## [Aim]
Reproduce each record exactly.
═══ Material provided
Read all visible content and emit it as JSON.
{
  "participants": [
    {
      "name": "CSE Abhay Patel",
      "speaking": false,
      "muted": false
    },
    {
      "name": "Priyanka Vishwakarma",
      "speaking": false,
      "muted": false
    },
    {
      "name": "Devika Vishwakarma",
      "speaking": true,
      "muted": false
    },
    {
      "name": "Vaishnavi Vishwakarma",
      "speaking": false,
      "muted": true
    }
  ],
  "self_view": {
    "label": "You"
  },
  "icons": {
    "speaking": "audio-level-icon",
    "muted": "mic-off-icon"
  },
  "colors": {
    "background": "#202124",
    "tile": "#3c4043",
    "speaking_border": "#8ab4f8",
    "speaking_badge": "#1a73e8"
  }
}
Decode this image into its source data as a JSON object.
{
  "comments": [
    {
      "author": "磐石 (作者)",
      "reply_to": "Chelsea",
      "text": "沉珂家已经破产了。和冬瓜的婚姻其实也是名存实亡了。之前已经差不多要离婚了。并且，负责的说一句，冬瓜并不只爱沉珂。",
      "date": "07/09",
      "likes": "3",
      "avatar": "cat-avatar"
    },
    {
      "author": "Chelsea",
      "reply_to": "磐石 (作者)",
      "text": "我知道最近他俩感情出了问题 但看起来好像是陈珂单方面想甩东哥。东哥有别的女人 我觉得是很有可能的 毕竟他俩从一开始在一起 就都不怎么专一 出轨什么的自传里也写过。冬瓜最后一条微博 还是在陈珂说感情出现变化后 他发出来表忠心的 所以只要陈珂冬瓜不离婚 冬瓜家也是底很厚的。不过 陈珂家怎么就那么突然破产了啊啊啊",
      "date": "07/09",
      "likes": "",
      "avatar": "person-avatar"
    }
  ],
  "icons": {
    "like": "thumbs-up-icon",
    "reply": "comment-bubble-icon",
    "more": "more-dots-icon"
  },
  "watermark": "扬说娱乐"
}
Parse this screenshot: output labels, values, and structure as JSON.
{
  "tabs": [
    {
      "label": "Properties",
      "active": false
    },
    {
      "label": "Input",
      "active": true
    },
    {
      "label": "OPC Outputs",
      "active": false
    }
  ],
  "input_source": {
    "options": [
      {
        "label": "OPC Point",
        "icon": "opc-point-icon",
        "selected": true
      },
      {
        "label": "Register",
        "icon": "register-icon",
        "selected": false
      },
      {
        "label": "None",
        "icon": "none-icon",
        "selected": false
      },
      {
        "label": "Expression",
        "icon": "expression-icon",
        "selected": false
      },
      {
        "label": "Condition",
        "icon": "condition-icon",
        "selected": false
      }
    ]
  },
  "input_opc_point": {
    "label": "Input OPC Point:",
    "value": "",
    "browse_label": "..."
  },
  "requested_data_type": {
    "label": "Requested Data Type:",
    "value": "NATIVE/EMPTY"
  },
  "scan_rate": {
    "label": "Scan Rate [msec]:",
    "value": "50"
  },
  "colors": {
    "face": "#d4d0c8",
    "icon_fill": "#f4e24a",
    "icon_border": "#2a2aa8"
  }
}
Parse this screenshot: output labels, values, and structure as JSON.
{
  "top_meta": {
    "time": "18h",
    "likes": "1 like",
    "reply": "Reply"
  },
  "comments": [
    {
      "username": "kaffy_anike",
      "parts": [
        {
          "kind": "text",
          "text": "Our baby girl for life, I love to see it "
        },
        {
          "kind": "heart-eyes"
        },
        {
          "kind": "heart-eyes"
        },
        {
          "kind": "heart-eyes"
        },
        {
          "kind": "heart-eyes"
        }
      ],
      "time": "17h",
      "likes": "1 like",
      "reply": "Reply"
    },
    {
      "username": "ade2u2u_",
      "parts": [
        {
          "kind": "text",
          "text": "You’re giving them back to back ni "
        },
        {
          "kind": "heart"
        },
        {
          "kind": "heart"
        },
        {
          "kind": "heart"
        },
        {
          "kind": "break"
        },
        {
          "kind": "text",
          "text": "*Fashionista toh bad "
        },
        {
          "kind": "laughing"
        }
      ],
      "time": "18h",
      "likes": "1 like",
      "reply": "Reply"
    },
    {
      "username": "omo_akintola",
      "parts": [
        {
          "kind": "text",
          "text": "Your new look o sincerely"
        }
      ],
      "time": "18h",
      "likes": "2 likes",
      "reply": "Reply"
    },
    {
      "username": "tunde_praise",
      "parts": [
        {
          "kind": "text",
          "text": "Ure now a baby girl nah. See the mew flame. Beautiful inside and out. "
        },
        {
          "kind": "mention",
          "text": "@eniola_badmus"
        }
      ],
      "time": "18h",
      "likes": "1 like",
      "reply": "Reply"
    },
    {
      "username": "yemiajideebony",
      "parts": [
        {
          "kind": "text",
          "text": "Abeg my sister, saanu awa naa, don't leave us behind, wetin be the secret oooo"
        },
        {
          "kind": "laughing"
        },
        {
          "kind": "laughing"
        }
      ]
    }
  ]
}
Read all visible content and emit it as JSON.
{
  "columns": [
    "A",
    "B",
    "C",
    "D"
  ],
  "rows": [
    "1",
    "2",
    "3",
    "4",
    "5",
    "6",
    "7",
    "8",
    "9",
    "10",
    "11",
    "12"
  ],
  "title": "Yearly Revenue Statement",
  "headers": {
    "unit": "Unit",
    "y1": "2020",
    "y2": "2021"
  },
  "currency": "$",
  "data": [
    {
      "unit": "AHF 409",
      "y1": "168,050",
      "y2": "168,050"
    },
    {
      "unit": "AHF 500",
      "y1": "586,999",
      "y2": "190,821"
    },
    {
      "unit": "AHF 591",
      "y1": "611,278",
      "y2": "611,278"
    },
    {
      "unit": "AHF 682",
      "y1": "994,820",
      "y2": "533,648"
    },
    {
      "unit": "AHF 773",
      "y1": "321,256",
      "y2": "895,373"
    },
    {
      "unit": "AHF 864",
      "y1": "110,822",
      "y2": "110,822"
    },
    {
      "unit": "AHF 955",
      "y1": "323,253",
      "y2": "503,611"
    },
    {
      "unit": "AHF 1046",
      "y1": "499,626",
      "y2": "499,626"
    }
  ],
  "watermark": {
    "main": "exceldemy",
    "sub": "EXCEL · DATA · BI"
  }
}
══════
## [Output for this task]
Read all visible content and emit it as JSON.
{
  "participants": [
    {
      "name": "CSE Abhay Patel",
      "speaking": false,
      "muted": false
    },
    {
      "name": "Priyanka Vishwakarma",
      "speaking": false,
      "muted": false
    },
    {
      "name": "Devika Vishwakarma",
      "speaking": true,
      "muted": false
    },
    {
      "name": "Vaishnavi Vishwakarma",
      "speaking": false,
      "muted": true
    }
  ],
  "self_view": {
    "label": "You"
  },
  "icons": {
    "speaking": "audio-level-icon",
    "muted": "mic-off-icon"
  },
  "colors": {
    "background": "#202124",
    "tile": "#3c4043",
    "speaking_border": "#8ab4f8",
    "speaking_badge": "#1a73e8"
  }
}
Decode this image into its source data as a JSON object.
{
  "comments": [
    {
      "author": "磐石 (作者)",
      "reply_to": "Chelsea",
      "text": "沉珂家已经破产了。和冬瓜的婚姻其实也是名存实亡了。之前已经差不多要离婚了。并且，负责的说一句，冬瓜并不只爱沉珂。",
      "date": "07/09",
      "likes": "3",
      "avatar": "cat-avatar"
    },
    {
      "author": "Chelsea",
      "reply_to": "磐石 (作者)",
      "text": "我知道最近他俩感情出了问题 但看起来好像是陈珂单方面想甩东哥。东哥有别的女人 我觉得是很有可能的 毕竟他俩从一开始在一起 就都不怎么专一 出轨什么的自传里也写过。冬瓜最后一条微博 还是在陈珂说感情出现变化后 他发出来表忠心的 所以只要陈珂冬瓜不离婚 冬瓜家也是底很厚的。不过 陈珂家怎么就那么突然破产了啊啊啊",
      "date": "07/09",
      "likes": "",
      "avatar": "person-avatar"
    }
  ],
  "icons": {
    "like": "thumbs-up-icon",
    "reply": "comment-bubble-icon",
    "more": "more-dots-icon"
  },
  "watermark": "扬说娱乐"
}
Parse this screenshot: output labels, values, and structure as JSON.
{
  "tabs": [
    {
      "label": "Properties",
      "active": false
    },
    {
      "label": "Input",
      "active": true
    },
    {
      "label": "OPC Outputs",
      "active": false
    }
  ],
  "input_source": {
    "options": [
      {
        "label": "OPC Point",
        "icon": "opc-point-icon",
        "selected": true
      },
      {
        "label": "Register",
        "icon": "register-icon",
        "selected": false
      },
      {
        "label": "None",
        "icon": "none-icon",
        "selected": false
      },
      {
        "label": "Expression",
        "icon": "expression-icon",
        "selected": false
      },
      {
        "label": "Condition",
        "icon": "condition-icon",
        "selected": false
      }
    ]
  },
  "input_opc_point": {
    "label": "Input OPC Point:",
    "value": "",
    "browse_label": "..."
  },
  "requested_data_type": {
    "label": "Requested Data Type:",
    "value": "NATIVE/EMPTY"
  },
  "scan_rate": {
    "label": "Scan Rate [msec]:",
    "value": "50"
  },
  "colors": {
    "face": "#d4d0c8",
    "icon_fill": "#f4e24a",
    "icon_border": "#2a2aa8"
  }
}
Parse this screenshot: output labels, values, and structure as JSON.
{
  "top_meta": {
    "time": "18h",
    "likes": "1 like",
    "reply": "Reply"
  },
  "comments": [
    {
      "username": "kaffy_anike",
      "parts": [
        {
          "kind": "text",
          "text": "Our baby girl for life, I love to see it "
        },
        {
          "kind": "heart-eyes"
        },
        {
          "kind": "heart-eyes"
        },
        {
          "kind": "heart-eyes"
        },
        {
          "kind": "heart-eyes"
        }
      ],
      "time": "17h",
      "likes": "1 like",
      "reply": "Reply"
    },
    {
      "username": "ade2u2u_",
      "parts": [
        {
          "kind": "text",
          "text": "You’re giving them back to back ni "
        },
        {
          "kind": "heart"
        },
        {
          "kind": "heart"
        },
        {
          "kind": "heart"
        },
        {
          "kind": "break"
        },
        {
          "kind": "text",
          "text": "*Fashionista toh bad "
        },
        {
          "kind": "laughing"
        }
      ],
      "time": "18h",
      "likes": "1 like",
      "reply": "Reply"
    },
    {
      "username": "omo_akintola",
      "parts": [
        {
          "kind": "text",
          "text": "Your new look o sincerely"
        }
      ],
      "time": "18h",
      "likes": "2 likes",
      "reply": "Reply"
    },
    {
      "username": "tunde_praise",
      "parts": [
        {
          "kind": "text",
          "text": "Ure now a baby girl nah. See the mew flame. Beautiful inside and out. "
        },
        {
          "kind": "mention",
          "text": "@eniola_badmus"
        }
      ],
      "time": "18h",
      "likes": "1 like",
      "reply": "Reply"
    },
    {
      "username": "yemiajideebony",
      "parts": [
        {
          "kind": "text",
          "text": "Abeg my sister, saanu awa naa, don't leave us behind, wetin be the secret oooo"
        },
        {
          "kind": "laughing"
        },
        {
          "kind": "laughing"
        }
      ]
    }
  ]
}
Read all visible content and emit it as JSON.
{
  "columns": [
    "A",
    "B",
    "C",
    "D"
  ],
  "rows": [
    "1",
    "2",
    "3",
    "4",
    "5",
    "6",
    "7",
    "8",
    "9",
    "10",
    "11",
    "12"
  ],
  "title": "Yearly Revenue Statement",
  "headers": {
    "unit": "Unit",
    "y1": "2020",
    "y2": "2021"
  },
  "currency": "$",
  "data": [
    {
      "unit": "AHF 409",
      "y1": "168,050",
      "y2": "168,050"
    },
    {
      "unit": "AHF 500",
      "y1": "586,999",
      "y2": "190,821"
    },
    {
      "unit": "AHF 591",
      "y1": "611,278",
      "y2": "611,278"
    },
    {
      "unit": "AHF 682",
      "y1": "994,820",
      "y2": "533,648"
    },
    {
      "unit": "AHF 773",
      "y1": "321,256",
      "y2": "895,373"
    },
    {
      "unit": "AHF 864",
      "y1": "110,822",
      "y2": "110,822"
    },
    {
      "unit": "AHF 955",
      "y1": "323,253",
      "y2": "503,611"
    },
    {
      "unit": "AHF 1046",
      "y1": "499,626",
      "y2": "499,626"
    }
  ],
  "watermark": {
    "main": "exceldemy",
    "sub": "EXCEL · DATA · BI"
  }
}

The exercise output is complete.